--- Exercise ---
Go through the records line by line and work out how many lines hold the word "ylabel". Answer with the number only.
## start Exercise materials
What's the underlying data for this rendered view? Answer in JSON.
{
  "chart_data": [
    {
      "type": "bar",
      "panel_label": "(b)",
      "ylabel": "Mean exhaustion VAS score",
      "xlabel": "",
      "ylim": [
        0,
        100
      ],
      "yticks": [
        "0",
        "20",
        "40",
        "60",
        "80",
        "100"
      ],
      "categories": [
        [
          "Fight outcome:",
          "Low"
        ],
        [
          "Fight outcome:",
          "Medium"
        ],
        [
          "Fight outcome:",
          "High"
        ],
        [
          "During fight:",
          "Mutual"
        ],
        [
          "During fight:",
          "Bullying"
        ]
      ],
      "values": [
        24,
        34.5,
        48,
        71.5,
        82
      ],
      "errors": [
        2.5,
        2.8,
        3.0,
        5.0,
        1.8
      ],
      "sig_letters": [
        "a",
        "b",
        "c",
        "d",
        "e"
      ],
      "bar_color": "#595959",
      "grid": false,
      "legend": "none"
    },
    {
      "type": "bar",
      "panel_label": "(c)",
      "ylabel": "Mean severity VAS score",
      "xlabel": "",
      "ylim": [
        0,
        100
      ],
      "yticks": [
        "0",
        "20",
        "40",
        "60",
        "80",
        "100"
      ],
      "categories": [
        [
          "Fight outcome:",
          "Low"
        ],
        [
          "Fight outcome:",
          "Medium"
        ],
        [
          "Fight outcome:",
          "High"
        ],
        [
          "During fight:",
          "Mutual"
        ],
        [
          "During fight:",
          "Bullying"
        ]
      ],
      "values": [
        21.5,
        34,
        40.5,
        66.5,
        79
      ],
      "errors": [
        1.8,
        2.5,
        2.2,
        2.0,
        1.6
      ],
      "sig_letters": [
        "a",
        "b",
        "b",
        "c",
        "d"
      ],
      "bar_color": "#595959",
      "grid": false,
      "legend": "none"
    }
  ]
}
## end Exercise materials
--- Result of the exercise ---
2